# 課題内容
文書のうち、「第10章404条から409条」という語句を含むところから始めて「領及び副大統領が選出される。」の後で止めた部分を、一字も変えずに返してください。

# 文書
-.-.-
第10章404条から409条までに政党の活動及び禁止について規定した。404条(a)項で、「政党は連邦の分裂をさせず、国民の結束の崩壊をさせず、主権の保全の目標がなくてはならない」。同条(b)項では国家の忠誠を敬う。405条で「真の規律ある複数政党制民主主義体制の実施」等が規定されている。
例えば、「連邦連帯発展協会」が政党となった場合には、各議会における公選議員の中の一定数が国軍支持派となりうる。憲法では複数政党制民主主義体制と規定されているが、これでは一党独裁となんら変わりないだろう。
大統領
第3章60条によると大統領は大統領選出協会が選出することになる。大統領選出協会は①連邦議会の国民院団、②連邦議会の民族院団、③国軍司令官が指名した連邦議会両院の軍人議員団で構成される。それぞれの団から副大統領が選出され、大統領選出協会によって、その3人の中から大統領及び副大統領が選出される。
大統領資格要件について59条で7つの要件が規定され、その中では、以下の2つに疑問があるように思われる。すなわち59条(d)項では「国家事項である政治的、行政的、経済的及び軍事的等の見識を持たなければならない」と規定されており、ここでは「軍事」についても「見識」が要求されていることに注意が払われなければならない。というのも,この見識(注12)という語には,体験や知識を相当程度に有しているという意味があるからである。それゆえ,連邦議会の3団体の中、国軍司令官が指名した連邦議会両院の軍人議員団以外、軍事の見識を持つ者はいない。ビルマ国内の法律関係者は、大統領及び副大統領は軍人議員がなるしかないと解釈している。
大統領および副大統領の資格要件を定める59条(f)項では「自身、両親の一方、配偶者、又は嫡出子の1人若しくはその配偶者のいずれも、外国勢力に対して忠誠を誓う義務を負う者、又は外国勢力の支配下の者、又はする者であってはならない」と規定されている。これにより、英国人の故・マイケル・アリスと結婚したアウン・サン・スー・チーさんは、大統領に立候補することが事実上不可能となる。なお、この59条(f) 項と同様の条件が国会議員となる資格などにも課されており、政治参加を排除する仕掛けは徹底している。
-.-.-
[項目位置の一覧]
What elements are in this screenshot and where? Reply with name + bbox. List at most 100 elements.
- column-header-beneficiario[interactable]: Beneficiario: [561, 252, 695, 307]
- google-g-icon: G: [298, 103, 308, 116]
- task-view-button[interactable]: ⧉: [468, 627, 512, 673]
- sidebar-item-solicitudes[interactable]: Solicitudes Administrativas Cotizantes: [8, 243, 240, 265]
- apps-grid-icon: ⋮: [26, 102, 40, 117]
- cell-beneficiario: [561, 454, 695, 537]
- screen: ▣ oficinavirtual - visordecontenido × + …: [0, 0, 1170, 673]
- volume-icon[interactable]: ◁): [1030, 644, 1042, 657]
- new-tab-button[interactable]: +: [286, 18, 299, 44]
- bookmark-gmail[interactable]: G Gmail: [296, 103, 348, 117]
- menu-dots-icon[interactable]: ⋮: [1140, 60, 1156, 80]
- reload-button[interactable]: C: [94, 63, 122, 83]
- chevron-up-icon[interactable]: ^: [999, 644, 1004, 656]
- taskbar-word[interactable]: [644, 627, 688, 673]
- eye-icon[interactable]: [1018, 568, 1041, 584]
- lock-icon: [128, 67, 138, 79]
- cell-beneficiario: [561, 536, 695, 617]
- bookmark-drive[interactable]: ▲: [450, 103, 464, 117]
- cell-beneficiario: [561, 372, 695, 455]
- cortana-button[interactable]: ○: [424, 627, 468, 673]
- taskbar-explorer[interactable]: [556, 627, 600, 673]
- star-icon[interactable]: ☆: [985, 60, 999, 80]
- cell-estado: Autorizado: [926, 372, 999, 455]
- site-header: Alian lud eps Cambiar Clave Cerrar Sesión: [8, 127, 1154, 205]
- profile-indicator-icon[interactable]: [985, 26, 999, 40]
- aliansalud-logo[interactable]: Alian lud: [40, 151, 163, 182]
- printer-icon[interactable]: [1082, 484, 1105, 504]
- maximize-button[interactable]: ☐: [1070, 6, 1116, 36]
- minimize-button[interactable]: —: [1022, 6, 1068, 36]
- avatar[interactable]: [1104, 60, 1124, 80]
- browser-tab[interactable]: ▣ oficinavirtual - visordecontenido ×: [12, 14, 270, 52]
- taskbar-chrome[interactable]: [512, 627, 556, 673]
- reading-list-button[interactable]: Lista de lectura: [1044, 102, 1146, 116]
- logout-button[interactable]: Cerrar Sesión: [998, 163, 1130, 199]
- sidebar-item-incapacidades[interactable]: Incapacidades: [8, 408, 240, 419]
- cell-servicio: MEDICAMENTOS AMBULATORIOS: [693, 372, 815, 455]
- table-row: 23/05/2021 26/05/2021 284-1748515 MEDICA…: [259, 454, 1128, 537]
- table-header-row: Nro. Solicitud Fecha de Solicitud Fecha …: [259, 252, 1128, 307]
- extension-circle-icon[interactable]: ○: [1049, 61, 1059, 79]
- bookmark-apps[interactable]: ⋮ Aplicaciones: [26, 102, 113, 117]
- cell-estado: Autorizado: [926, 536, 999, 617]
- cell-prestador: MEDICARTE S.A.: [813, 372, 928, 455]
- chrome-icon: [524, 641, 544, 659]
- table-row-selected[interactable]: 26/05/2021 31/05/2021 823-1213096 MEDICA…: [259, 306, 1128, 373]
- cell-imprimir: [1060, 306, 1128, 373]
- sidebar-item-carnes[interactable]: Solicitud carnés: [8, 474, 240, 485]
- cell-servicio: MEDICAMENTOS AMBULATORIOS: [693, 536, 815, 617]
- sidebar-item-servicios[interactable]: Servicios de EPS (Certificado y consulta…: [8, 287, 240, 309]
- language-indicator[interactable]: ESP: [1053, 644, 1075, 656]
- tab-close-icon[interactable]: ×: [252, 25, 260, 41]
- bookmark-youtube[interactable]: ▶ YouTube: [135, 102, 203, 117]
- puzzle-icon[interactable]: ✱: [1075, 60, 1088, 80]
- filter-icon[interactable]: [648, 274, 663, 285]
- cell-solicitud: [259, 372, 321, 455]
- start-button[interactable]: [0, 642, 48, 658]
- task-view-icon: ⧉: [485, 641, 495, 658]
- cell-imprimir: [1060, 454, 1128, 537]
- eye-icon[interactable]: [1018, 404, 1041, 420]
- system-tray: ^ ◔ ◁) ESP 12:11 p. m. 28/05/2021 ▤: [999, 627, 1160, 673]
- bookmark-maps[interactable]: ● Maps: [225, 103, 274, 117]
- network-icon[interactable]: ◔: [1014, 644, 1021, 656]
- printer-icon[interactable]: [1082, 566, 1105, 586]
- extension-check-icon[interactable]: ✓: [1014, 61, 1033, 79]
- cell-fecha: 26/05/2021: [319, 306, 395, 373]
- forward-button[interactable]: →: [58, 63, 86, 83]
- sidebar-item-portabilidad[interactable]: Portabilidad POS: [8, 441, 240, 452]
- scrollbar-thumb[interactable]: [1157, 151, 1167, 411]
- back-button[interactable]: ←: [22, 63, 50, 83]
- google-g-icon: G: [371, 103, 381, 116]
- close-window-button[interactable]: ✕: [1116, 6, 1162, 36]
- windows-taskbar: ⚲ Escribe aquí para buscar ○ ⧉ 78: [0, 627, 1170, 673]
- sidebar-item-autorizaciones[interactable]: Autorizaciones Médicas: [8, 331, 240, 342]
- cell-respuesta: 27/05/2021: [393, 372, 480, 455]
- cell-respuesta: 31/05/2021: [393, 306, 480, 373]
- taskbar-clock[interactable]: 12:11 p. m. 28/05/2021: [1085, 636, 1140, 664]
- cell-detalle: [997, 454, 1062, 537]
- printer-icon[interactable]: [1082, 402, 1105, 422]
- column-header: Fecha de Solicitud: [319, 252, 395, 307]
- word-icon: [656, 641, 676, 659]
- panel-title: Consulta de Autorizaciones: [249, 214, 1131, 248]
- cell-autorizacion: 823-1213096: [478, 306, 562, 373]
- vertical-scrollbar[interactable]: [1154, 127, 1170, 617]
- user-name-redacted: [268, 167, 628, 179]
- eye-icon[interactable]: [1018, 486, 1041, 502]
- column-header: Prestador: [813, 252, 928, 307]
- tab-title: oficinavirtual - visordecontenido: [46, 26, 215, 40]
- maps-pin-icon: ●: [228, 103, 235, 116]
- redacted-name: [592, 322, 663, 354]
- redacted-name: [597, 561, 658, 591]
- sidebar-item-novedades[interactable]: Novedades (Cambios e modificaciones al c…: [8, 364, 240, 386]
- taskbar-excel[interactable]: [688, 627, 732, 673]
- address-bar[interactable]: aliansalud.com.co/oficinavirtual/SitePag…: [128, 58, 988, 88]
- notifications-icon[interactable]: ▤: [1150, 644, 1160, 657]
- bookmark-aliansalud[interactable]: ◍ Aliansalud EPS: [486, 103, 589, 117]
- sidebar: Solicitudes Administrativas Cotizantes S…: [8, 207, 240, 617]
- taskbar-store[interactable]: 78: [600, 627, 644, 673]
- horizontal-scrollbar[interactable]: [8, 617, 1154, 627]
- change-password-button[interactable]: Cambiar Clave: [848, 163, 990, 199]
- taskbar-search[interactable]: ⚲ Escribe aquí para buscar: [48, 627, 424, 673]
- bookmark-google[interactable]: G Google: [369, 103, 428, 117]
-.-.-
# 結果
第10章404条から409条までに政党の活動及び禁止について規定した。404条(a)項で、「政党は連邦の分裂をさせず、国民の結束の崩壊をさせず、主権の保全の目標がなくてはならない」。同条(b)項では国家の忠誠を敬う。405条で「真の規律ある複数政党制民主主義体制の実施」等が規定されている。
例えば、「連邦連帯発展協会」が政党となった場合には、各議会における公選議員の中の一定数が国軍支持派となりうる。憲法では複数政党制民主主義体制と規定されているが、これでは一党独裁となんら変わりないだろう。
大統領
第3章60条によると大統領は大統領選出協会が選出することになる。大統領選出協会は①連邦議会の国民院団、②連邦議会の民族院団、③国軍司令官が指名した連邦議会両院の軍人議員団で構成される。それぞれの団から副大統領が選出され、大統領選出協会によって、その3人の中から大統領及び副大統領が選出される。